• _DESCRIPTION OF THE TASK_:
Skip every picture, then write out exactly the lines of the listing below from the line that contains "Transcribe this image's" through the final line.

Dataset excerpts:
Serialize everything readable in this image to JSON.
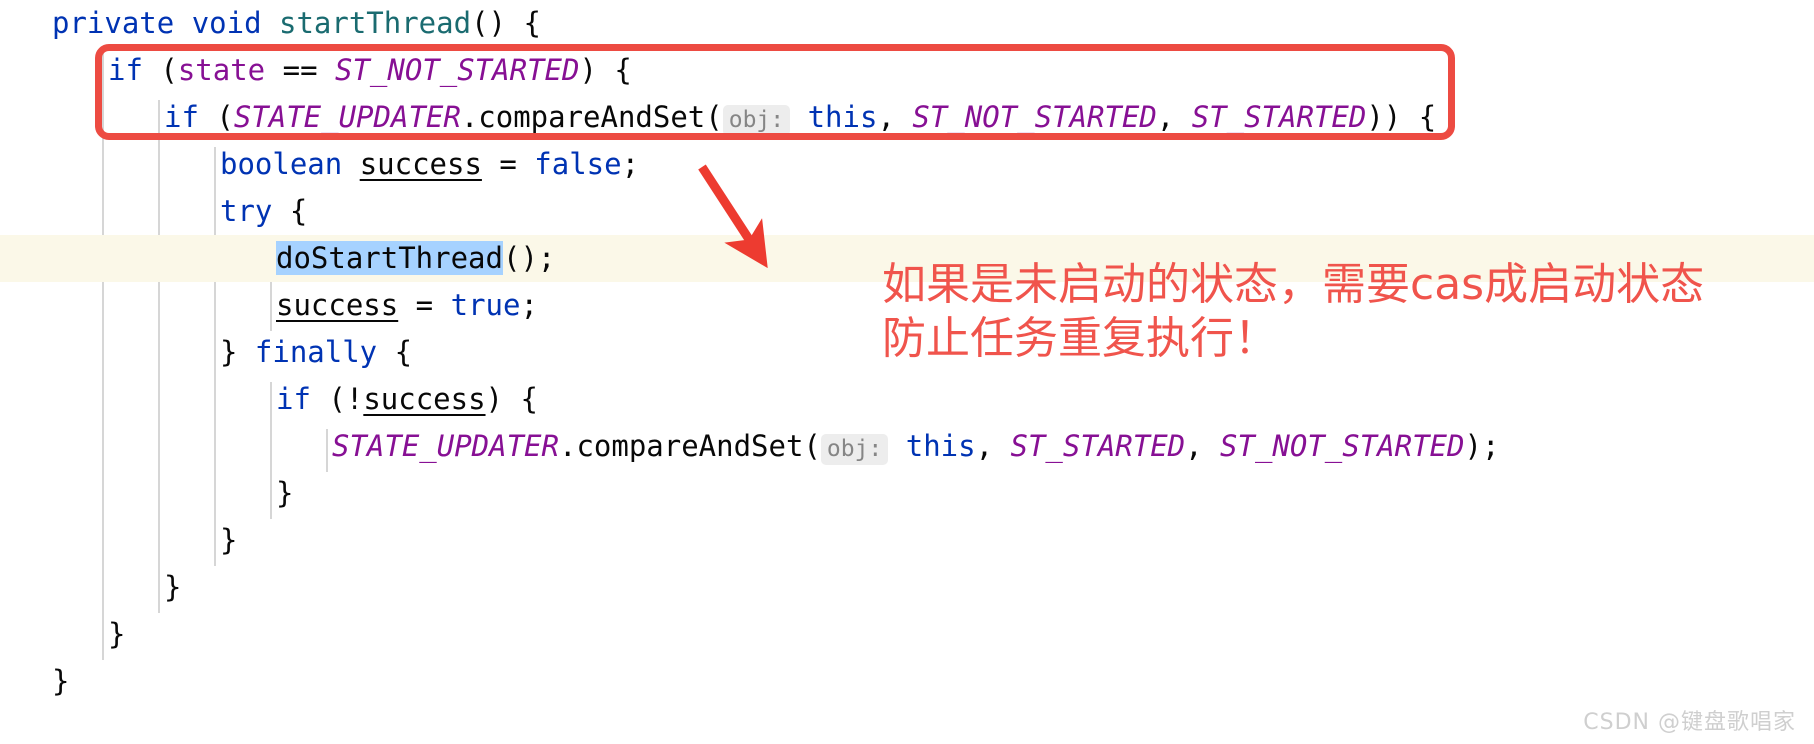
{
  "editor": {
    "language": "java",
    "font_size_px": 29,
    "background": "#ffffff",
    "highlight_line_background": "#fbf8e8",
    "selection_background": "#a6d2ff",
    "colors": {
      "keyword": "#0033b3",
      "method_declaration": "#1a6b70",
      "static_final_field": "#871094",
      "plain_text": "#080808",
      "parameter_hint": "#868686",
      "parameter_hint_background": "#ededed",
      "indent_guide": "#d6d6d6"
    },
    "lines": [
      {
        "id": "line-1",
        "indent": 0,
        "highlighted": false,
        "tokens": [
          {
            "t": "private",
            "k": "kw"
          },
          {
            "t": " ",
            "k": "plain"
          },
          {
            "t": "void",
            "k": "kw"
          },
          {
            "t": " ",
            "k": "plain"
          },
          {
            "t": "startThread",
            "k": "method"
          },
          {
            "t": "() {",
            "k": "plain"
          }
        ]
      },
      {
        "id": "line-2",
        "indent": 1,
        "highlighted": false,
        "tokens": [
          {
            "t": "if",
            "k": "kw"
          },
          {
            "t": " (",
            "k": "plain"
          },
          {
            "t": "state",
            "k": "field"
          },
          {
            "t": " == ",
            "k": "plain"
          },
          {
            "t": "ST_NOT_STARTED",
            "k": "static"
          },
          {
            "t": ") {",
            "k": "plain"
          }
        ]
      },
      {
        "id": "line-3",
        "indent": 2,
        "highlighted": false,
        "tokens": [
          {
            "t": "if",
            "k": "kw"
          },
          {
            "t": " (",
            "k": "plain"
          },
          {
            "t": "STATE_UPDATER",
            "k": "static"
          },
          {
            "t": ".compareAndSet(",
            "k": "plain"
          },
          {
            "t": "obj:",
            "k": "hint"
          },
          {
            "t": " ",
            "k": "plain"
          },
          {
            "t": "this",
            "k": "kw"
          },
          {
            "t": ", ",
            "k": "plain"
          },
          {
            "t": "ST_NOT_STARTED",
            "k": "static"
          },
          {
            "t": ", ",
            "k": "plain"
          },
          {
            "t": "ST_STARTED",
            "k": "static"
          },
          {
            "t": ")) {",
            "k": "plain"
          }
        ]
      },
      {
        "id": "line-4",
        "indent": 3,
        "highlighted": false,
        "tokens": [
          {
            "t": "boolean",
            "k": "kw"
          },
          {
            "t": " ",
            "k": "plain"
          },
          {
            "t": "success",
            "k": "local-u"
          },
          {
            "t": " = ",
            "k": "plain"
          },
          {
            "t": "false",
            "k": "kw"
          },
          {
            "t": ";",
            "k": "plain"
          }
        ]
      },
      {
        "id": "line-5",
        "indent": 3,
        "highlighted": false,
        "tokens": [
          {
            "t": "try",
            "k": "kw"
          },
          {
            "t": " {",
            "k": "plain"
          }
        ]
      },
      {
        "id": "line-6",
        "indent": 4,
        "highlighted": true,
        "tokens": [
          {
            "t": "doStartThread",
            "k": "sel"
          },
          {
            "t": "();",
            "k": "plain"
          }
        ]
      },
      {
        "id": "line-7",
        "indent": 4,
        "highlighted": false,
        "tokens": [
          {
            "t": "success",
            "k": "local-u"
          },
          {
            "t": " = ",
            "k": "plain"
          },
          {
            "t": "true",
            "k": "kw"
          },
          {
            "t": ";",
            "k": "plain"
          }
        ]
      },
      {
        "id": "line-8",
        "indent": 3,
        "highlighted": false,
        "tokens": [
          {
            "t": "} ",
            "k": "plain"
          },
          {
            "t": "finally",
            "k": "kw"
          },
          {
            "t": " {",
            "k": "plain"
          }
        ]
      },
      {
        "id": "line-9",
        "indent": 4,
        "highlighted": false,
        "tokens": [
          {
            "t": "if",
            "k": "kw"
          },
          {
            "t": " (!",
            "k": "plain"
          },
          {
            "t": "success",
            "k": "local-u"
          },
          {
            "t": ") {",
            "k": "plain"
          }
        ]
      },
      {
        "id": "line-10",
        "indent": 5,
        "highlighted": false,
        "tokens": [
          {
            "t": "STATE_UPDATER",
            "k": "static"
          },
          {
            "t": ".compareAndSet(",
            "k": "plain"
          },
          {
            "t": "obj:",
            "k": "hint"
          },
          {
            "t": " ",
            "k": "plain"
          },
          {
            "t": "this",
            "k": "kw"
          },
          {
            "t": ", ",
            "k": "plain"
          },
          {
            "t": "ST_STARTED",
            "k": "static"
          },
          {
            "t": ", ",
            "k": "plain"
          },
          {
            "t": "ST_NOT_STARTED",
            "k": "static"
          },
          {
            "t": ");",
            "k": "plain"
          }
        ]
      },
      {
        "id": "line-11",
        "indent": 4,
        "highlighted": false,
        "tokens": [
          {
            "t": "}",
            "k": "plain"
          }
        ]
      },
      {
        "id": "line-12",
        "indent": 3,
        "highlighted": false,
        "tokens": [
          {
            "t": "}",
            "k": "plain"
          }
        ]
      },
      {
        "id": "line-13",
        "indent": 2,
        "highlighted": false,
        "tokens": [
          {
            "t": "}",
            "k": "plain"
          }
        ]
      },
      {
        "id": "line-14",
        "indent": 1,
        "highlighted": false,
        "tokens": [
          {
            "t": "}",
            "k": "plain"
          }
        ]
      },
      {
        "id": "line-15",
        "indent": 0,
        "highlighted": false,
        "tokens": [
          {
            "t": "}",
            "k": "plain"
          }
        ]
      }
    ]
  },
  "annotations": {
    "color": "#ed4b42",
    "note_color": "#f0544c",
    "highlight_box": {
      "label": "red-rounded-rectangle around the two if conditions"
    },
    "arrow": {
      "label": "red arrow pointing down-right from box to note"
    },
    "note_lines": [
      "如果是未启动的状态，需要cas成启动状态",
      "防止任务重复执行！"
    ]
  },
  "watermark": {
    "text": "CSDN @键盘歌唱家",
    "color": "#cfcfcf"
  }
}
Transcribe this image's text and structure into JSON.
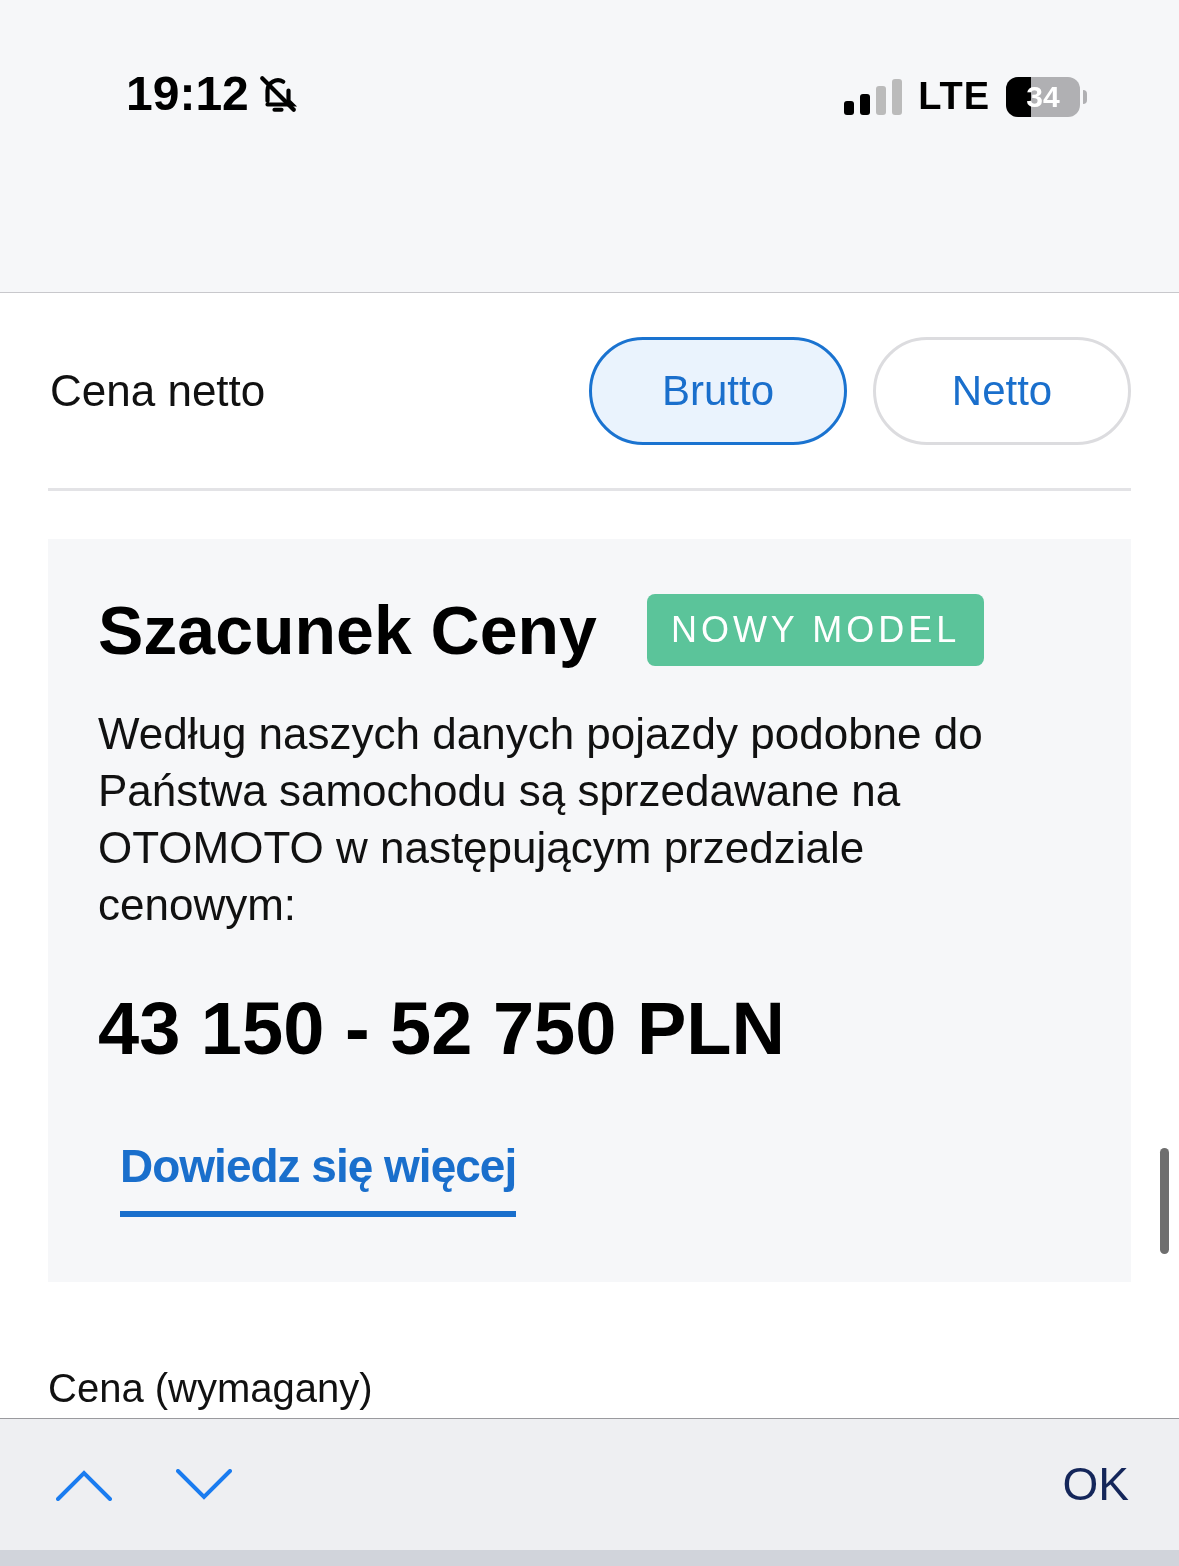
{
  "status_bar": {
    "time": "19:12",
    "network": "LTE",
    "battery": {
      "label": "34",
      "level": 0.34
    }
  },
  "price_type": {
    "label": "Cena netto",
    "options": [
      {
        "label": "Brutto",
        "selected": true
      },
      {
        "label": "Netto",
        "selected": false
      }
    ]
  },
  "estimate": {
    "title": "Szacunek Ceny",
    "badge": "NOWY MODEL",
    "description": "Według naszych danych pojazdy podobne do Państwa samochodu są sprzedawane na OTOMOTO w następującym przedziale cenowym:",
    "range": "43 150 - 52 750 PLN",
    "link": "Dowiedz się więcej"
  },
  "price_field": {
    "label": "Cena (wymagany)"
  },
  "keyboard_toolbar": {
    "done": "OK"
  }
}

• _WRITTEN SOLUTION_:
Transcribe this image's text and structure into JSON.
{
  "status_bar": {
    "time": "19:12",
    "network": "LTE",
    "battery": {
      "label": "34",
      "level": 0.34
    }
  },
  "price_type": {
    "label": "Cena netto",
    "options": [
      {
        "label": "Brutto",
        "selected": true
      },
      {
        "label": "Netto",
        "selected": false
      }
    ]
  },
  "estimate": {
    "title": "Szacunek Ceny",
    "badge": "NOWY MODEL",
    "description": "Według naszych danych pojazdy podobne do Państwa samochodu są sprzedawane na OTOMOTO w następującym przedziale cenowym:",
    "range": "43 150 - 52 750 PLN",
    "link": "Dowiedz się więcej"
  },
  "price_field": {
    "label": "Cena (wymagany)"
  },
  "keyboard_toolbar": {
    "done": "OK"
  }
}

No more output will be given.